→ Prompt:
Each of the entries should be retyped precisely as it appears.

— begin —

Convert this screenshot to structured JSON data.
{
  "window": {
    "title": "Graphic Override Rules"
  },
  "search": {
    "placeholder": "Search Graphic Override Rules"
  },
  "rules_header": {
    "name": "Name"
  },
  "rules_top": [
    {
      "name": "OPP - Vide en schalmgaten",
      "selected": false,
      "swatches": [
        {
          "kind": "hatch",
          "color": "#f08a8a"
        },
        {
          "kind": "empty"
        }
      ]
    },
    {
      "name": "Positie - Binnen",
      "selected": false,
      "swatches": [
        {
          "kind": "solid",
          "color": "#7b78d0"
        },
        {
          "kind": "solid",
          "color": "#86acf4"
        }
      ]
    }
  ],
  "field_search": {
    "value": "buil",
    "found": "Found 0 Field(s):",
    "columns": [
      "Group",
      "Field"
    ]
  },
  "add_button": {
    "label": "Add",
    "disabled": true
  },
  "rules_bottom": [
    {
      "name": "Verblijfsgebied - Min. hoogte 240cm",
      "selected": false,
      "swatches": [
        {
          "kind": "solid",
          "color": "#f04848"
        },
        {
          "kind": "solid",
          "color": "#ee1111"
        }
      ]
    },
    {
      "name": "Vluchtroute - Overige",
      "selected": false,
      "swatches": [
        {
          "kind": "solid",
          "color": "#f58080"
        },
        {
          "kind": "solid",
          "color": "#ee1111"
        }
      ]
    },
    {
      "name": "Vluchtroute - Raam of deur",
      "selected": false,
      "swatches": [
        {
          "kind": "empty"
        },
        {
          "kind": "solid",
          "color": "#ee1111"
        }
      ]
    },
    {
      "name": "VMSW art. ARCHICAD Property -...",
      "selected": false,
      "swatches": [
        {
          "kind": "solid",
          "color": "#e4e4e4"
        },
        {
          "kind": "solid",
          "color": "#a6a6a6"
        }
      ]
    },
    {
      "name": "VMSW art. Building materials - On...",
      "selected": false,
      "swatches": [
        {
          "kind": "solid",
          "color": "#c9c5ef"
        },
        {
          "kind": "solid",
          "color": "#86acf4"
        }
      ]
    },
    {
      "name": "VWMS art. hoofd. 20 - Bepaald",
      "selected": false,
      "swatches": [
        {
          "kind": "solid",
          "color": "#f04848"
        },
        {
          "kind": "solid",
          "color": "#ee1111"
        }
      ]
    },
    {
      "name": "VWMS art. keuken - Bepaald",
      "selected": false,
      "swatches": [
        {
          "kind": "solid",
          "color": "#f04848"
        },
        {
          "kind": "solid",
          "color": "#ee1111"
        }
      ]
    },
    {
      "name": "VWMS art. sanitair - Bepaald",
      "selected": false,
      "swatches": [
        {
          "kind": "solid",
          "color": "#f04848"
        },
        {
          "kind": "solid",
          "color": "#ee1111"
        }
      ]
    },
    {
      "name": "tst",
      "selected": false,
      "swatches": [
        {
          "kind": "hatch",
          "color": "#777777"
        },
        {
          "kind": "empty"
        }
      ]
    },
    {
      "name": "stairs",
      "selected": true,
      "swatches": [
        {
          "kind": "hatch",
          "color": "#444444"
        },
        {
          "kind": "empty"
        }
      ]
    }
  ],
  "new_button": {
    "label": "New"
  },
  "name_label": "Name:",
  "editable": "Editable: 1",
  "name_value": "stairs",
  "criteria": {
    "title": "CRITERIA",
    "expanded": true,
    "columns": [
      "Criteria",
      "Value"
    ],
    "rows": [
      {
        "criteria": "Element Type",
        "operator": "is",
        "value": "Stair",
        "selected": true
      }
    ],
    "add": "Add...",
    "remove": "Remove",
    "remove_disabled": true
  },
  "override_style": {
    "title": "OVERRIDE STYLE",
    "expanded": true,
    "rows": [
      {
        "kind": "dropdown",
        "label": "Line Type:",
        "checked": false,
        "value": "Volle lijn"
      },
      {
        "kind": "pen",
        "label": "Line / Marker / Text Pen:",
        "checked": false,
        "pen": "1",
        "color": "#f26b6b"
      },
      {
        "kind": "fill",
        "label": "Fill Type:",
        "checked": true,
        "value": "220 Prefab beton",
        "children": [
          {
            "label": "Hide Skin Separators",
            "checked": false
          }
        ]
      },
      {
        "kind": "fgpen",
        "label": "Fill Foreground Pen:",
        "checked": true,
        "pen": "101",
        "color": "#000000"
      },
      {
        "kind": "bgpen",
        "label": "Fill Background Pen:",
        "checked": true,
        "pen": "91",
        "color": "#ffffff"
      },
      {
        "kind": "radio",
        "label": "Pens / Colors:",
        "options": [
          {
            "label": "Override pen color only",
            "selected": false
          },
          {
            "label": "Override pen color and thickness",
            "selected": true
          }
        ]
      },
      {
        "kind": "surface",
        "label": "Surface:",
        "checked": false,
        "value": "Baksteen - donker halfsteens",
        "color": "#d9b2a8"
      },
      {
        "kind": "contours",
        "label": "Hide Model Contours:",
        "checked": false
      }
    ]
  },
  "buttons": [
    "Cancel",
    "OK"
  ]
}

— end —

→ Worked solution:
Convert this screenshot to structured JSON data.
{
  "window": {
    "title": "Graphic Override Rules"
  },
  "search": {
    "placeholder": "Search Graphic Override Rules"
  },
  "rules_header": {
    "name": "Name"
  },
  "rules_top": [
    {
      "name": "OPP - Vide en schalmgaten",
      "selected": false,
      "swatches": [
        {
          "kind": "hatch",
          "color": "#f08a8a"
        },
        {
          "kind": "empty"
        }
      ]
    },
    {
      "name": "Positie - Binnen",
      "selected": false,
      "swatches": [
        {
          "kind": "solid",
          "color": "#7b78d0"
        },
        {
          "kind": "solid",
          "color": "#86acf4"
        }
      ]
    }
  ],
  "field_search": {
    "value": "buil",
    "found": "Found 0 Field(s):",
    "columns": [
      "Group",
      "Field"
    ]
  },
  "add_button": {
    "label": "Add",
    "disabled": true
  },
  "rules_bottom": [
    {
      "name": "Verblijfsgebied - Min. hoogte 240cm",
      "selected": false,
      "swatches": [
        {
          "kind": "solid",
          "color": "#f04848"
        },
        {
          "kind": "solid",
          "color": "#ee1111"
        }
      ]
    },
    {
      "name": "Vluchtroute - Overige",
      "selected": false,
      "swatches": [
        {
          "kind": "solid",
          "color": "#f58080"
        },
        {
          "kind": "solid",
          "color": "#ee1111"
        }
      ]
    },
    {
      "name": "Vluchtroute - Raam of deur",
      "selected": false,
      "swatches": [
        {
          "kind": "empty"
        },
        {
          "kind": "solid",
          "color": "#ee1111"
        }
      ]
    },
    {
      "name": "VMSW art. ARCHICAD Property -...",
      "selected": false,
      "swatches": [
        {
          "kind": "solid",
          "color": "#e4e4e4"
        },
        {
          "kind": "solid",
          "color": "#a6a6a6"
        }
      ]
    },
    {
      "name": "VMSW art. Building materials - On...",
      "selected": false,
      "swatches": [
        {
          "kind": "solid",
          "color": "#c9c5ef"
        },
        {
          "kind": "solid",
          "color": "#86acf4"
        }
      ]
    },
    {
      "name": "VWMS art. hoofd. 20 - Bepaald",
      "selected": false,
      "swatches": [
        {
          "kind": "solid",
          "color": "#f04848"
        },
        {
          "kind": "solid",
          "color": "#ee1111"
        }
      ]
    },
    {
      "name": "VWMS art. keuken - Bepaald",
      "selected": false,
      "swatches": [
        {
          "kind": "solid",
          "color": "#f04848"
        },
        {
          "kind": "solid",
          "color": "#ee1111"
        }
      ]
    },
    {
      "name": "VWMS art. sanitair - Bepaald",
      "selected": false,
      "swatches": [
        {
          "kind": "solid",
          "color": "#f04848"
        },
        {
          "kind": "solid",
          "color": "#ee1111"
        }
      ]
    },
    {
      "name": "tst",
      "selected": false,
      "swatches": [
        {
          "kind": "hatch",
          "color": "#777777"
        },
        {
          "kind": "empty"
        }
      ]
    },
    {
      "name": "stairs",
      "selected": true,
      "swatches": [
        {
          "kind": "hatch",
          "color": "#444444"
        },
        {
          "kind": "empty"
        }
      ]
    }
  ],
  "new_button": {
    "label": "New"
  },
  "name_label": "Name:",
  "editable": "Editable: 1",
  "name_value": "stairs",
  "criteria": {
    "title": "CRITERIA",
    "expanded": true,
    "columns": [
      "Criteria",
      "Value"
    ],
    "rows": [
      {
        "criteria": "Element Type",
        "operator": "is",
        "value": "Stair",
        "selected": true
      }
    ],
    "add": "Add...",
    "remove": "Remove",
    "remove_disabled": true
  },
  "override_style": {
    "title": "OVERRIDE STYLE",
    "expanded": true,
    "rows": [
      {
        "kind": "dropdown",
        "label": "Line Type:",
        "checked": false,
        "value": "Volle lijn"
      },
      {
        "kind": "pen",
        "label": "Line / Marker / Text Pen:",
        "checked": false,
        "pen": "1",
        "color": "#f26b6b"
      },
      {
        "kind": "fill",
        "label": "Fill Type:",
        "checked": true,
        "value": "220 Prefab beton",
        "children": [
          {
            "label": "Hide Skin Separators",
            "checked": false
          }
        ]
      },
      {
        "kind": "fgpen",
        "label": "Fill Foreground Pen:",
        "checked": true,
        "pen": "101",
        "color": "#000000"
      },
      {
        "kind": "bgpen",
        "label": "Fill Background Pen:",
        "checked": true,
        "pen": "91",
        "color": "#ffffff"
      },
      {
        "kind": "radio",
        "label": "Pens / Colors:",
        "options": [
          {
            "label": "Override pen color only",
            "selected": false
          },
          {
            "label": "Override pen color and thickness",
            "selected": true
          }
        ]
      },
      {
        "kind": "surface",
        "label": "Surface:",
        "checked": false,
        "value": "Baksteen - donker halfsteens",
        "color": "#d9b2a8"
      },
      {
        "kind": "contours",
        "label": "Hide Model Contours:",
        "checked": false
      }
    ]
  },
  "buttons": [
    "Cancel",
    "OK"
  ]
}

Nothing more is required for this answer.